Stored records:
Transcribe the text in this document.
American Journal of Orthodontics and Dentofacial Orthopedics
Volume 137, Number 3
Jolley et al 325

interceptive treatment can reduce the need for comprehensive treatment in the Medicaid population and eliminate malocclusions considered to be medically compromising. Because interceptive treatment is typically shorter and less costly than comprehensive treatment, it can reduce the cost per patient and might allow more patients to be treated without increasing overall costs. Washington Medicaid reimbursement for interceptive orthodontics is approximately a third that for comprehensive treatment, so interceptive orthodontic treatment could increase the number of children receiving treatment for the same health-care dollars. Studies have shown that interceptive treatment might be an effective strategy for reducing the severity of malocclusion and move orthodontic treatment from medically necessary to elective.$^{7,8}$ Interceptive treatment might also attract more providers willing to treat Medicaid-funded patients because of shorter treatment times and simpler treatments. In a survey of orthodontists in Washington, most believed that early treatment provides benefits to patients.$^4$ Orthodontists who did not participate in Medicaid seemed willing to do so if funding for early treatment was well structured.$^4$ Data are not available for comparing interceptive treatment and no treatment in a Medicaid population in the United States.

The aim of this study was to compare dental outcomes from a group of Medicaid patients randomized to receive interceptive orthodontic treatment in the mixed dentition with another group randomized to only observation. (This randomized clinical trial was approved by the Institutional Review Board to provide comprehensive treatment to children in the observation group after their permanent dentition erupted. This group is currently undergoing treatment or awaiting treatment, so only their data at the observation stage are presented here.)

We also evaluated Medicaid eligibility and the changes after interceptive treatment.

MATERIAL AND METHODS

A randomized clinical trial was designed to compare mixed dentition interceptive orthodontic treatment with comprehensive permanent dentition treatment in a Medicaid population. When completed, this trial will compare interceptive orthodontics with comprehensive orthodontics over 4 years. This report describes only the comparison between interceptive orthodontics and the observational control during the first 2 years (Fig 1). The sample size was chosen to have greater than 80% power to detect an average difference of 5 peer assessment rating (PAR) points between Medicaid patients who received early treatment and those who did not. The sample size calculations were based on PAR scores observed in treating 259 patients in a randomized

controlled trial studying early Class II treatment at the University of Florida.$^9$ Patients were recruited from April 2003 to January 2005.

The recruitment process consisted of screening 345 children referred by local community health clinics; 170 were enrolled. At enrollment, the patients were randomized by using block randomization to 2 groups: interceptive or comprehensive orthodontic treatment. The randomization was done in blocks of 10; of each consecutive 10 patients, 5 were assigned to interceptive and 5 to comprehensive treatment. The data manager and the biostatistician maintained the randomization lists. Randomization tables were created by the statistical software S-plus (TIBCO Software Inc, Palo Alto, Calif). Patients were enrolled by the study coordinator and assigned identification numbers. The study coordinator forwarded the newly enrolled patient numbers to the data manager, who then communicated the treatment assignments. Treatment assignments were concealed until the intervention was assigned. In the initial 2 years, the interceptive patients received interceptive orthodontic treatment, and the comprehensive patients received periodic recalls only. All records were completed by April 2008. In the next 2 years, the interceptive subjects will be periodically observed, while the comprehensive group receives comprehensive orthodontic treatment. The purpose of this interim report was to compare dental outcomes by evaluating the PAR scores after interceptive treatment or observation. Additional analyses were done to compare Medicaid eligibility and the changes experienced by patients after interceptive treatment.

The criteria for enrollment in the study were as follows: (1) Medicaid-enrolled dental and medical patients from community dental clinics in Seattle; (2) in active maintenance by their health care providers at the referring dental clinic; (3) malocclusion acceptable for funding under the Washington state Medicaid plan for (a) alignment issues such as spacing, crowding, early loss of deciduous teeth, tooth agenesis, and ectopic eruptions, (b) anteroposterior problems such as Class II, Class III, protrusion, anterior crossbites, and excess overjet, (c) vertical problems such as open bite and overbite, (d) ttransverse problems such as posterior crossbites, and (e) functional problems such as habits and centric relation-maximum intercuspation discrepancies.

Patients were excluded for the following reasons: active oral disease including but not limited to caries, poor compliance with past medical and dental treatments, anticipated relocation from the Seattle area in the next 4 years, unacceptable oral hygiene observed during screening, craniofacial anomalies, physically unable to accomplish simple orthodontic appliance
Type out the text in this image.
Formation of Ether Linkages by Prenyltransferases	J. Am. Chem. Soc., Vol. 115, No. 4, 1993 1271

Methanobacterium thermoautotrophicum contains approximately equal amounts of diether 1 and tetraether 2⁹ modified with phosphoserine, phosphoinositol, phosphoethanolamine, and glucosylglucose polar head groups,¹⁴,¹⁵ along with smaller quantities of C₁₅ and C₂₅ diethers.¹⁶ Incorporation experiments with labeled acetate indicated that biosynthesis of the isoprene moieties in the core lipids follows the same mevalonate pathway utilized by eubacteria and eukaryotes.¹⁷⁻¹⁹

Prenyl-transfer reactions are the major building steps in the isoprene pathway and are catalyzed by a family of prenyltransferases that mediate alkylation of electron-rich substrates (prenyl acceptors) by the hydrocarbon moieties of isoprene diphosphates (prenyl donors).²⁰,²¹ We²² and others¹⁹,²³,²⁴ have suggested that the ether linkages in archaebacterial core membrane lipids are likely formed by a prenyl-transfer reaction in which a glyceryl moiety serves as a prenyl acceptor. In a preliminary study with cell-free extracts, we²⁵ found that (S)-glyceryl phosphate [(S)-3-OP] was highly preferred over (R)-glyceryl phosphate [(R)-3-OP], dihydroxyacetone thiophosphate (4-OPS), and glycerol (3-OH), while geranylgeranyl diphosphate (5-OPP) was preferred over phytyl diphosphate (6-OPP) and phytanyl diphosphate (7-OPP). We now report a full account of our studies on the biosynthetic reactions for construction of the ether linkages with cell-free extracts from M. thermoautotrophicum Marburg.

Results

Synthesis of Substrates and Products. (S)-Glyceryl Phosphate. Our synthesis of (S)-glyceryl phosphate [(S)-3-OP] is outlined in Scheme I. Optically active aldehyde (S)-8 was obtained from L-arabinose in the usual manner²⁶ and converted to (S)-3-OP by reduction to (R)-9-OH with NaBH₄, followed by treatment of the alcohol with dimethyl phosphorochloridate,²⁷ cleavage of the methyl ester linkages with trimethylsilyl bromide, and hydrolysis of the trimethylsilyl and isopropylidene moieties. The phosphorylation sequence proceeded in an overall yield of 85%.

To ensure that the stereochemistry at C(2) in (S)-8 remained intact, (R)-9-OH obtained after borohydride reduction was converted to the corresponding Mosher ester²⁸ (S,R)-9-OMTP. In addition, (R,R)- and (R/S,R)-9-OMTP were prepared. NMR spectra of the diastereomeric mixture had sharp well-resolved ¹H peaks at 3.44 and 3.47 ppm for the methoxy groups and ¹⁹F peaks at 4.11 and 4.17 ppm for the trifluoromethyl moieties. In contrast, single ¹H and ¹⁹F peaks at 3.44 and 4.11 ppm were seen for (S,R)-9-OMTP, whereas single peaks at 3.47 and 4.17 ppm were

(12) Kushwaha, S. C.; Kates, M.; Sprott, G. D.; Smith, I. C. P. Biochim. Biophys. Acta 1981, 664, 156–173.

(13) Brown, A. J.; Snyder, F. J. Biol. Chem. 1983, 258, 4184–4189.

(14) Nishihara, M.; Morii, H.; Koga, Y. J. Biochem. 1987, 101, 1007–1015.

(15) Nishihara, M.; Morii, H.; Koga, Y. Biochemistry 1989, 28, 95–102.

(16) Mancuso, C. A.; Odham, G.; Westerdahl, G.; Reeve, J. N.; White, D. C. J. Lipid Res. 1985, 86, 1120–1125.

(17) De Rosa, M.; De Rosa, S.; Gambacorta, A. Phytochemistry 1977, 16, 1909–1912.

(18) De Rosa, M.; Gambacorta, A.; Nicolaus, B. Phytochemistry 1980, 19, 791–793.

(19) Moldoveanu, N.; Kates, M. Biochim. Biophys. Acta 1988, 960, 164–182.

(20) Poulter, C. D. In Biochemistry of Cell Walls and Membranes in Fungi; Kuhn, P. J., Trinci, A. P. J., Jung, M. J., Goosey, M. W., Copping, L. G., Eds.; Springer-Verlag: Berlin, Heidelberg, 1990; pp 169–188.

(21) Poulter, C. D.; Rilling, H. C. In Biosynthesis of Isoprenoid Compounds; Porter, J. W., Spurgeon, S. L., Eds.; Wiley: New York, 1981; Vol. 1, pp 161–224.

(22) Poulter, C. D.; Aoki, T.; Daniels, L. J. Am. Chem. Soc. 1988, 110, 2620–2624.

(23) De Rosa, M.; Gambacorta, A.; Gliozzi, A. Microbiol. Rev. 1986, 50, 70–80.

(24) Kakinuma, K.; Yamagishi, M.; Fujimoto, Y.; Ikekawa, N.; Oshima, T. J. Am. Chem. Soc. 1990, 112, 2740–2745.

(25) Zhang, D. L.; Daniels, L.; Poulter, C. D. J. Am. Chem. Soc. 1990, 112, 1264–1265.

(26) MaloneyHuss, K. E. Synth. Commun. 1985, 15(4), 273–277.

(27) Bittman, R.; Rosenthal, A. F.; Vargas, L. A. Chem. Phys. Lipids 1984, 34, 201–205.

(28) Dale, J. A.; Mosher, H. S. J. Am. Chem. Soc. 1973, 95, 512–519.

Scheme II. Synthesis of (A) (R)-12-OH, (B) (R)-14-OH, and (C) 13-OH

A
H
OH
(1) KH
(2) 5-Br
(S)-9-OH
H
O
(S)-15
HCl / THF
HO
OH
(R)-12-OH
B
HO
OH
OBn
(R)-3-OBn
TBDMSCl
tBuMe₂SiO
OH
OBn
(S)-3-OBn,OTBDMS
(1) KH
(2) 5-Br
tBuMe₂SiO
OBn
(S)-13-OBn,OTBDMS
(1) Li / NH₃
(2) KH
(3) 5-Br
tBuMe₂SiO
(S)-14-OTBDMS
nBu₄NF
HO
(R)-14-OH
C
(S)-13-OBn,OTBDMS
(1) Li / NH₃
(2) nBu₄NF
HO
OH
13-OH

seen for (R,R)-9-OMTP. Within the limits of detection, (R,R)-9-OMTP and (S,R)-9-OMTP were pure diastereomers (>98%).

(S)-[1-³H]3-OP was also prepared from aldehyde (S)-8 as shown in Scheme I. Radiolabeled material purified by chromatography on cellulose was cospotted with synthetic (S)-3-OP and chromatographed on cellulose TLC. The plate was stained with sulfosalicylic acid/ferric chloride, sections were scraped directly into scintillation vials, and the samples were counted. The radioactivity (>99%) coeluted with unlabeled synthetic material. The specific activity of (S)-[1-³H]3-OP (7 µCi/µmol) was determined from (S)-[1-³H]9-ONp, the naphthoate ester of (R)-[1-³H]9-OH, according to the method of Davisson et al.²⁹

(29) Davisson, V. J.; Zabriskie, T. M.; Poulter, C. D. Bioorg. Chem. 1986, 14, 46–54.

*REQUIREMENT*. What lines above contain "Phytochemistry"? Copy them out.

*RESULT OF THE EXERCISE*.
(17) De Rosa, M.; De Rosa, S.; Gambacorta, A. Phytochemistry 1977, 16, 1909–1912.
(18) De Rosa, M.; Gambacorta, A.; Nicolaus, B. Phytochemistry 1980, 19, 791–793.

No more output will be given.